What you need to do
In the records below, tally every line containing "anten". Report only the total.

** BEGIN Data listing **

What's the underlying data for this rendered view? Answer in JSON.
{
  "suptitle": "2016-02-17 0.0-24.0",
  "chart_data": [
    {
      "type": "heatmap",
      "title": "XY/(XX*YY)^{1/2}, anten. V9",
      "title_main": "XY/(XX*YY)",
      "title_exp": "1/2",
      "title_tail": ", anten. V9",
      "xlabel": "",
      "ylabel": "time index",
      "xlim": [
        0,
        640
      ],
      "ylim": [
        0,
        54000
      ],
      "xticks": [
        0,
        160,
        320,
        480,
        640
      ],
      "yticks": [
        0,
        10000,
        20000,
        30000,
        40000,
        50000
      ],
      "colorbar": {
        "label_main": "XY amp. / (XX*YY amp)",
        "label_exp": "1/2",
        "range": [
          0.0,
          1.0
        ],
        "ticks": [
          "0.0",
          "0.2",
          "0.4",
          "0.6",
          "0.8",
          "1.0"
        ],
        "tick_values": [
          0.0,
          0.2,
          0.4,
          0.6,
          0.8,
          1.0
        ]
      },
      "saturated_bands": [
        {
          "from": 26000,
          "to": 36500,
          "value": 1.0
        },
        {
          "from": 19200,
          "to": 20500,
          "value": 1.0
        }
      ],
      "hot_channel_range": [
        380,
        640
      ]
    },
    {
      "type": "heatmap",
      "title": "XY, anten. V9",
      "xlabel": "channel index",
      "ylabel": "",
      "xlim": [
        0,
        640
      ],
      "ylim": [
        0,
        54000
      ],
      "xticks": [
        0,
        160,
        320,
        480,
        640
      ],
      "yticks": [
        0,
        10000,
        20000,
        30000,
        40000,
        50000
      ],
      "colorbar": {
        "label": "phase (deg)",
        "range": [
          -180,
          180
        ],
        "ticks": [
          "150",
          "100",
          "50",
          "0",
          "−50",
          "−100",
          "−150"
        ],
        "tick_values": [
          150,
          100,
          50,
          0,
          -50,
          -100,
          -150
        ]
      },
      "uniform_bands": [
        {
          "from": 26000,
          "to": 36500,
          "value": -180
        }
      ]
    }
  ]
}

** END Data listing **

Solved exercise
3